↓↓↓

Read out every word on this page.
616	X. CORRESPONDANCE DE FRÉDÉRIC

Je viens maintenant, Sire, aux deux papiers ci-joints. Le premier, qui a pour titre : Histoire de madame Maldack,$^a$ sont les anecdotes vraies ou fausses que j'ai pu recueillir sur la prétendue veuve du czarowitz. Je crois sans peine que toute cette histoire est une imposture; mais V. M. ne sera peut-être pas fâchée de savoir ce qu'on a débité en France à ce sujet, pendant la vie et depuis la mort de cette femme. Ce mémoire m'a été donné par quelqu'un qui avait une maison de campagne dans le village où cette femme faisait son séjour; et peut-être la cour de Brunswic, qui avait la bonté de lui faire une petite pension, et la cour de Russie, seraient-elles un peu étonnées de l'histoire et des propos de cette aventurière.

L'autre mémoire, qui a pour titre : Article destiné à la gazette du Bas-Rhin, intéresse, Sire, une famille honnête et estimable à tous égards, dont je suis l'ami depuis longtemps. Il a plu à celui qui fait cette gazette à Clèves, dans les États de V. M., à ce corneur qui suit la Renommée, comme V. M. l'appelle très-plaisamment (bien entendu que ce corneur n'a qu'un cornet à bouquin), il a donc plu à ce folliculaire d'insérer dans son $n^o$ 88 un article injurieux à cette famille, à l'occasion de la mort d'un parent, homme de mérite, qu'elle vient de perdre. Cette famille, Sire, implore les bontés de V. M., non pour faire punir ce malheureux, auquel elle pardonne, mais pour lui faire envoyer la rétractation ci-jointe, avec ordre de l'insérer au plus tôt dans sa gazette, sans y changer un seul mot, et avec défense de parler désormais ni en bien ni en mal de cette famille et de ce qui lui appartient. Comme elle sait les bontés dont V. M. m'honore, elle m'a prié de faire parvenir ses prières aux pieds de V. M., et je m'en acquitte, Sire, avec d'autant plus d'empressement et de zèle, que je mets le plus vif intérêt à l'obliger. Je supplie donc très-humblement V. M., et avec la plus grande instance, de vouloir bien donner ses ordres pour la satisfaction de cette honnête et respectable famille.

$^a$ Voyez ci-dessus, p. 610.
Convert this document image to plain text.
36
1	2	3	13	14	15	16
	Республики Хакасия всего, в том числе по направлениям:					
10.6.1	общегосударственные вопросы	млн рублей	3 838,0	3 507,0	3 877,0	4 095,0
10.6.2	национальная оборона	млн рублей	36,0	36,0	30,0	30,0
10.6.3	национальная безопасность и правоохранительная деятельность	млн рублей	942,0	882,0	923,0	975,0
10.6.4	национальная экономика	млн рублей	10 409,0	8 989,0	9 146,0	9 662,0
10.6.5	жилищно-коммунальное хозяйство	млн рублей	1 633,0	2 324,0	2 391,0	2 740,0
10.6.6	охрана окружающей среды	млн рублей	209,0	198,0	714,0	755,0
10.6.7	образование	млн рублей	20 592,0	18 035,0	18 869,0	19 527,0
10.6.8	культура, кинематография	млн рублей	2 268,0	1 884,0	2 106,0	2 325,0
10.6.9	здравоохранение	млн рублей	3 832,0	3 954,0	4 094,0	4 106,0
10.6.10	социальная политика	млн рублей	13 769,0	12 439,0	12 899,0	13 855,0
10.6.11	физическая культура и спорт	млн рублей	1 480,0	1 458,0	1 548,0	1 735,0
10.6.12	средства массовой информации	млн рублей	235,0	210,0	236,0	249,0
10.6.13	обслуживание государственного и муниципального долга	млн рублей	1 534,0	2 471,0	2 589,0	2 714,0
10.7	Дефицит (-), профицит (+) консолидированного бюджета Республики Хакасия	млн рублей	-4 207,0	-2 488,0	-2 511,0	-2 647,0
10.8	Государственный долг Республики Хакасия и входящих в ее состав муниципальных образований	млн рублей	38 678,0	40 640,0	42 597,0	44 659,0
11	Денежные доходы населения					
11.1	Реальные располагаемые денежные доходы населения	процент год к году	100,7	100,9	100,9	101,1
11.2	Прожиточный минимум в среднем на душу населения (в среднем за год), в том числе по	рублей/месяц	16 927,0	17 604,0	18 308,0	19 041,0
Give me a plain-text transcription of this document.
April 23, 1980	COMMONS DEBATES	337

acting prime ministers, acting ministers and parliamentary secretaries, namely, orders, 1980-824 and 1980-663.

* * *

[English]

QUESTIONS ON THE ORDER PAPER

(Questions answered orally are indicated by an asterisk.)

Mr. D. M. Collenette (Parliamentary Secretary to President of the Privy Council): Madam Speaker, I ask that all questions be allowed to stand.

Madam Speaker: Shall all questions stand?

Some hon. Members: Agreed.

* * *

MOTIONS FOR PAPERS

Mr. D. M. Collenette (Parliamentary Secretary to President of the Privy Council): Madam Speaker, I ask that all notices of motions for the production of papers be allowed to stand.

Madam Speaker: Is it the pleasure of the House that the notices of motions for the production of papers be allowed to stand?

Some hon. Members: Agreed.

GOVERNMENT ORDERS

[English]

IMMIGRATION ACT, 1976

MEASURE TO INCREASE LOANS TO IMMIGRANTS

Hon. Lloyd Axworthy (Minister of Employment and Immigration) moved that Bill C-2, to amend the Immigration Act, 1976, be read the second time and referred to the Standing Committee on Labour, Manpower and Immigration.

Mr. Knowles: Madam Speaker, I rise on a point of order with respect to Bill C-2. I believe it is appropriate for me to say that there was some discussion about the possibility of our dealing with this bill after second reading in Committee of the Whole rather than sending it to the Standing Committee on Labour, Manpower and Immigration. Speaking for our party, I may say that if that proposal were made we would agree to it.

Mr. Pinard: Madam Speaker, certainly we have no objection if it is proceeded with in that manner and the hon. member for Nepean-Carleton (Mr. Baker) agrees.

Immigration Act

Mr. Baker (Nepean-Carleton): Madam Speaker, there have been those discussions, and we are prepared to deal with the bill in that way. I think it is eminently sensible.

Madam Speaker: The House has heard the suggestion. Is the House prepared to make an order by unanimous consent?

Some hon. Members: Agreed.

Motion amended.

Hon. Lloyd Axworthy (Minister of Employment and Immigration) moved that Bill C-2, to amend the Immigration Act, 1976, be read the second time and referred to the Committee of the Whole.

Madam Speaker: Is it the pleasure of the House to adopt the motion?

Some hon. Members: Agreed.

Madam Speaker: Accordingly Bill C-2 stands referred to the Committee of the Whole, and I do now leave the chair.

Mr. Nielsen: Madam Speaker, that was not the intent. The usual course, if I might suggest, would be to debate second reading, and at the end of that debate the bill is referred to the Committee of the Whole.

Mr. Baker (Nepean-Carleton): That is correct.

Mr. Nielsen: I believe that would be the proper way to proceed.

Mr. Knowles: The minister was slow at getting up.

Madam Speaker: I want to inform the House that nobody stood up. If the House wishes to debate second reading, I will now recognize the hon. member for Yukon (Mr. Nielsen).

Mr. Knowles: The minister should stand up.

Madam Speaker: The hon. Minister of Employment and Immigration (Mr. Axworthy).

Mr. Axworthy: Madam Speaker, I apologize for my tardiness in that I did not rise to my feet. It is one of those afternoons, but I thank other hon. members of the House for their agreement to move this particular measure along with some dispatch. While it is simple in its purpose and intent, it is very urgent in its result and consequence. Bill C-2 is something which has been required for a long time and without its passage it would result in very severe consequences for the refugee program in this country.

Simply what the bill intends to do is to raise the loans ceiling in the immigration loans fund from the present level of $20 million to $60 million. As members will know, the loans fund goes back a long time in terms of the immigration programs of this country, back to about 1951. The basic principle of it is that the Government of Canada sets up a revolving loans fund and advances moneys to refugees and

↑↑↑

◆ AIM:
Reproduce the material in full, with no word added or dropped.

◆ WRITTEN SOLUTION:
Read out every word on this page.
616	X. CORRESPONDANCE DE FRÉDÉRIC

Je viens maintenant, Sire, aux deux papiers ci-joints. Le premier, qui a pour titre : Histoire de madame Maldack,$^a$ sont les anecdotes vraies ou fausses que j'ai pu recueillir sur la prétendue veuve du czarowitz. Je crois sans peine que toute cette histoire est une imposture; mais V. M. ne sera peut-être pas fâchée de savoir ce qu'on a débité en France à ce sujet, pendant la vie et depuis la mort de cette femme. Ce mémoire m'a été donné par quelqu'un qui avait une maison de campagne dans le village où cette femme faisait son séjour; et peut-être la cour de Brunswic, qui avait la bonté de lui faire une petite pension, et la cour de Russie, seraient-elles un peu étonnées de l'histoire et des propos de cette aventurière.

L'autre mémoire, qui a pour titre : Article destiné à la gazette du Bas-Rhin, intéresse, Sire, une famille honnête et estimable à tous égards, dont je suis l'ami depuis longtemps. Il a plu à celui qui fait cette gazette à Clèves, dans les États de V. M., à ce corneur qui suit la Renommée, comme V. M. l'appelle très-plaisamment (bien entendu que ce corneur n'a qu'un cornet à bouquin), il a donc plu à ce folliculaire d'insérer dans son $n^o$ 88 un article injurieux à cette famille, à l'occasion de la mort d'un parent, homme de mérite, qu'elle vient de perdre. Cette famille, Sire, implore les bontés de V. M., non pour faire punir ce malheureux, auquel elle pardonne, mais pour lui faire envoyer la rétractation ci-jointe, avec ordre de l'insérer au plus tôt dans sa gazette, sans y changer un seul mot, et avec défense de parler désormais ni en bien ni en mal de cette famille et de ce qui lui appartient. Comme elle sait les bontés dont V. M. m'honore, elle m'a prié de faire parvenir ses prières aux pieds de V. M., et je m'en acquitte, Sire, avec d'autant plus d'empressement et de zèle, que je mets le plus vif intérêt à l'obliger. Je supplie donc très-humblement V. M., et avec la plus grande instance, de vouloir bien donner ses ordres pour la satisfaction de cette honnête et respectable famille.

$^a$ Voyez ci-dessus, p. 610.
Convert this document image to plain text.
36
1	2	3	13	14	15	16
	Республики Хакасия всего, в том числе по направлениям:					
10.6.1	общегосударственные вопросы	млн рублей	3 838,0	3 507,0	3 877,0	4 095,0
10.6.2	национальная оборона	млн рублей	36,0	36,0	30,0	30,0
10.6.3	национальная безопасность и правоохранительная деятельность	млн рублей	942,0	882,0	923,0	975,0
10.6.4	национальная экономика	млн рублей	10 409,0	8 989,0	9 146,0	9 662,0
10.6.5	жилищно-коммунальное хозяйство	млн рублей	1 633,0	2 324,0	2 391,0	2 740,0
10.6.6	охрана окружающей среды	млн рублей	209,0	198,0	714,0	755,0
10.6.7	образование	млн рублей	20 592,0	18 035,0	18 869,0	19 527,0
10.6.8	культура, кинематография	млн рублей	2 268,0	1 884,0	2 106,0	2 325,0
10.6.9	здравоохранение	млн рублей	3 832,0	3 954,0	4 094,0	4 106,0
10.6.10	социальная политика	млн рублей	13 769,0	12 439,0	12 899,0	13 855,0
10.6.11	физическая культура и спорт	млн рублей	1 480,0	1 458,0	1 548,0	1 735,0
10.6.12	средства массовой информации	млн рублей	235,0	210,0	236,0	249,0
10.6.13	обслуживание государственного и муниципального долга	млн рублей	1 534,0	2 471,0	2 589,0	2 714,0
10.7	Дефицит (-), профицит (+) консолидированного бюджета Республики Хакасия	млн рублей	-4 207,0	-2 488,0	-2 511,0	-2 647,0
10.8	Государственный долг Республики Хакасия и входящих в ее состав муниципальных образований	млн рублей	38 678,0	40 640,0	42 597,0	44 659,0
11	Денежные доходы населения					
11.1	Реальные располагаемые денежные доходы населения	процент год к году	100,7	100,9	100,9	101,1
11.2	Прожиточный минимум в среднем на душу населения (в среднем за год), в том числе по	рублей/месяц	16 927,0	17 604,0	18 308,0	19 041,0
Give me a plain-text transcription of this document.
April 23, 1980	COMMONS DEBATES	337

acting prime ministers, acting ministers and parliamentary secretaries, namely, orders, 1980-824 and 1980-663.

* * *

[English]

QUESTIONS ON THE ORDER PAPER

(Questions answered orally are indicated by an asterisk.)

Mr. D. M. Collenette (Parliamentary Secretary to President of the Privy Council): Madam Speaker, I ask that all questions be allowed to stand.

Madam Speaker: Shall all questions stand?

Some hon. Members: Agreed.

* * *

MOTIONS FOR PAPERS

Mr. D. M. Collenette (Parliamentary Secretary to President of the Privy Council): Madam Speaker, I ask that all notices of motions for the production of papers be allowed to stand.

Madam Speaker: Is it the pleasure of the House that the notices of motions for the production of papers be allowed to stand?

Some hon. Members: Agreed.

GOVERNMENT ORDERS

[English]

IMMIGRATION ACT, 1976

MEASURE TO INCREASE LOANS TO IMMIGRANTS

Hon. Lloyd Axworthy (Minister of Employment and Immigration) moved that Bill C-2, to amend the Immigration Act, 1976, be read the second time and referred to the Standing Committee on Labour, Manpower and Immigration.

Mr. Knowles: Madam Speaker, I rise on a point of order with respect to Bill C-2. I believe it is appropriate for me to say that there was some discussion about the possibility of our dealing with this bill after second reading in Committee of the Whole rather than sending it to the Standing Committee on Labour, Manpower and Immigration. Speaking for our party, I may say that if that proposal were made we would agree to it.

Mr. Pinard: Madam Speaker, certainly we have no objection if it is proceeded with in that manner and the hon. member for Nepean-Carleton (Mr. Baker) agrees.

Immigration Act

Mr. Baker (Nepean-Carleton): Madam Speaker, there have been those discussions, and we are prepared to deal with the bill in that way. I think it is eminently sensible.

Madam Speaker: The House has heard the suggestion. Is the House prepared to make an order by unanimous consent?

Some hon. Members: Agreed.

Motion amended.

Hon. Lloyd Axworthy (Minister of Employment and Immigration) moved that Bill C-2, to amend the Immigration Act, 1976, be read the second time and referred to the Committee of the Whole.

Madam Speaker: Is it the pleasure of the House to adopt the motion?

Some hon. Members: Agreed.

Madam Speaker: Accordingly Bill C-2 stands referred to the Committee of the Whole, and I do now leave the chair.

Mr. Nielsen: Madam Speaker, that was not the intent. The usual course, if I might suggest, would be to debate second reading, and at the end of that debate the bill is referred to the Committee of the Whole.

Mr. Baker (Nepean-Carleton): That is correct.

Mr. Nielsen: I believe that would be the proper way to proceed.

Mr. Knowles: The minister was slow at getting up.

Madam Speaker: I want to inform the House that nobody stood up. If the House wishes to debate second reading, I will now recognize the hon. member for Yukon (Mr. Nielsen).

Mr. Knowles: The minister should stand up.

Madam Speaker: The hon. Minister of Employment and Immigration (Mr. Axworthy).

Mr. Axworthy: Madam Speaker, I apologize for my tardiness in that I did not rise to my feet. It is one of those afternoons, but I thank other hon. members of the House for their agreement to move this particular measure along with some dispatch. While it is simple in its purpose and intent, it is very urgent in its result and consequence. Bill C-2 is something which has been required for a long time and without its passage it would result in very severe consequences for the refugee program in this country.

Simply what the bill intends to do is to raise the loans ceiling in the immigration loans fund from the present level of $20 million to $60 million. As members will know, the loans fund goes back a long time in terms of the immigration programs of this country, back to about 1951. The basic principle of it is that the Government of Canada sets up a revolving loans fund and advances moneys to refugees and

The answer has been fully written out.